→ **Stated problem**
Your task is to copy every line of the entries that contains "Windows".

(Structured figure records)
========================

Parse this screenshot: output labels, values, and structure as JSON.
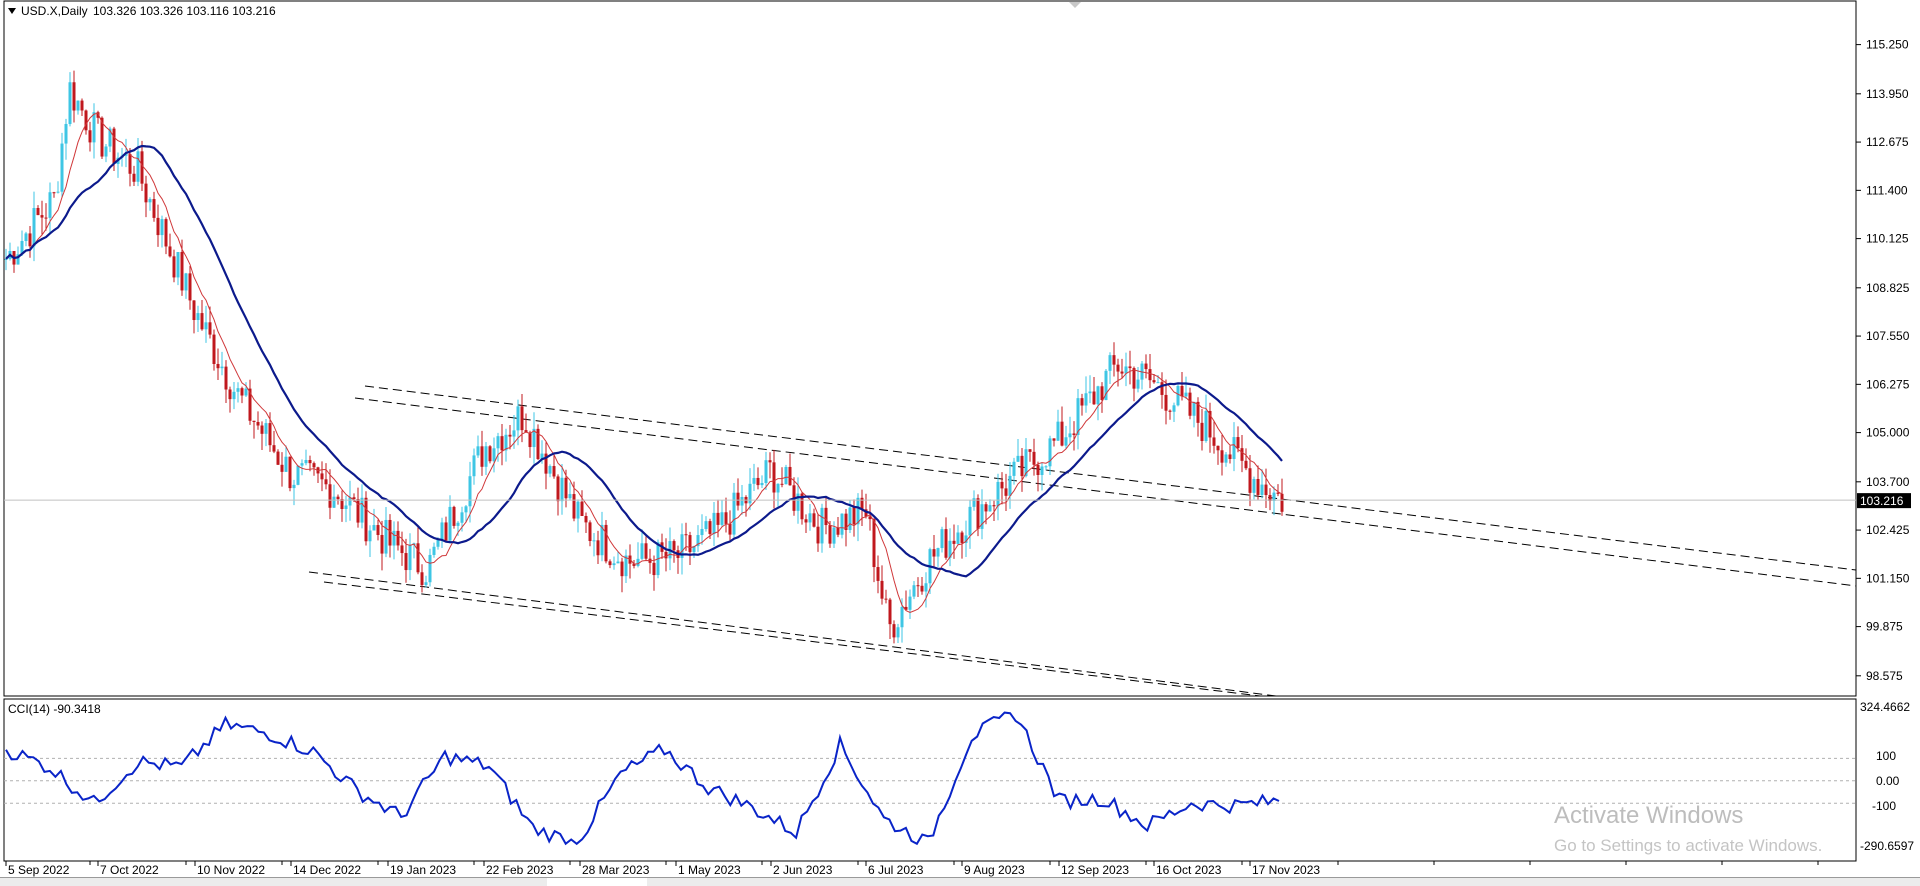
{
  "header": {
    "symbol": "USD.X,Daily",
    "ohlc": "103.326 103.326 103.116 103.216",
    "last_price": "103.216"
  },
  "indicator": {
    "label": "CCI(14) -90.3418",
    "top_label": "324.4662",
    "bottom_label": "-290.6597",
    "levels": [
      "100",
      "0.00",
      "-100"
    ]
  },
  "watermark": {
    "line1": "Activate Windows",
    "line2": "Go to Settings to activate Windows."
  },
  "chart_data": [
    {
      "type": "candlestick",
      "title": "USD.X,Daily",
      "y_ticks": [
        "115.250",
        "113.950",
        "112.675",
        "111.400",
        "110.125",
        "108.825",
        "107.550",
        "106.275",
        "105.000",
        "103.700",
        "102.425",
        "101.150",
        "99.875",
        "98.575"
      ],
      "x_ticks": [
        "5 Sep 2022",
        "7 Oct 2022",
        "10 Nov 2022",
        "14 Dec 2022",
        "19 Jan 2023",
        "22 Feb 2023",
        "28 Mar 2023",
        "1 May 2023",
        "2 Jun 2023",
        "6 Jul 2023",
        "9 Aug 2023",
        "12 Sep 2023",
        "16 Oct 2023",
        "17 Nov 2023"
      ],
      "ylim": [
        98.2,
        115.9
      ],
      "current_price": 103.216,
      "series_close": [
        {
          "date": "5 Sep 2022",
          "close": 109.6
        },
        {
          "date": "22 Sep 2022",
          "close": 111.2
        },
        {
          "date": "27 Sep 2022",
          "close": 114.1
        },
        {
          "date": "7 Oct 2022",
          "close": 112.8
        },
        {
          "date": "21 Oct 2022",
          "close": 111.9
        },
        {
          "date": "10 Nov 2022",
          "close": 108.2
        },
        {
          "date": "25 Nov 2022",
          "close": 106.0
        },
        {
          "date": "14 Dec 2022",
          "close": 103.9
        },
        {
          "date": "30 Dec 2022",
          "close": 103.5
        },
        {
          "date": "19 Jan 2023",
          "close": 102.1
        },
        {
          "date": "2 Feb 2023",
          "close": 101.4
        },
        {
          "date": "22 Feb 2023",
          "close": 104.6
        },
        {
          "date": "8 Mar 2023",
          "close": 105.5
        },
        {
          "date": "28 Mar 2023",
          "close": 102.6
        },
        {
          "date": "14 Apr 2023",
          "close": 101.6
        },
        {
          "date": "1 May 2023",
          "close": 101.7
        },
        {
          "date": "15 May 2023",
          "close": 102.4
        },
        {
          "date": "2 Jun 2023",
          "close": 104.0
        },
        {
          "date": "20 Jun 2023",
          "close": 102.5
        },
        {
          "date": "6 Jul 2023",
          "close": 102.9
        },
        {
          "date": "14 Jul 2023",
          "close": 99.8
        },
        {
          "date": "28 Jul 2023",
          "close": 101.6
        },
        {
          "date": "9 Aug 2023",
          "close": 102.6
        },
        {
          "date": "24 Aug 2023",
          "close": 103.6
        },
        {
          "date": "12 Sep 2023",
          "close": 104.8
        },
        {
          "date": "3 Oct 2023",
          "close": 106.8
        },
        {
          "date": "16 Oct 2023",
          "close": 106.3
        },
        {
          "date": "3 Nov 2023",
          "close": 105.1
        },
        {
          "date": "17 Nov 2023",
          "close": 103.9
        },
        {
          "date": "28 Nov 2023",
          "close": 103.2
        }
      ]
    },
    {
      "type": "line",
      "title": "CCI(14) -90.3418",
      "y_ticks": [
        "324.4662",
        "100",
        "0.00",
        "-100",
        "-290.6597"
      ],
      "ylim": [
        -290.6597,
        324.4662
      ],
      "series": [
        {
          "name": "CCI(14)",
          "values": [
            140,
            60,
            -100,
            85,
            60,
            250,
            210,
            130,
            -45,
            -160,
            110,
            65,
            -210,
            -280,
            30,
            140,
            -30,
            -120,
            -230,
            160,
            -170,
            -280,
            200,
            300,
            -90,
            -80,
            -200,
            -100,
            -110,
            -90
          ]
        }
      ]
    }
  ]
}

========================

→ **Final answer**
    "line1": "Activate Windows",
    "line2": "Go to Settings to activate Windows."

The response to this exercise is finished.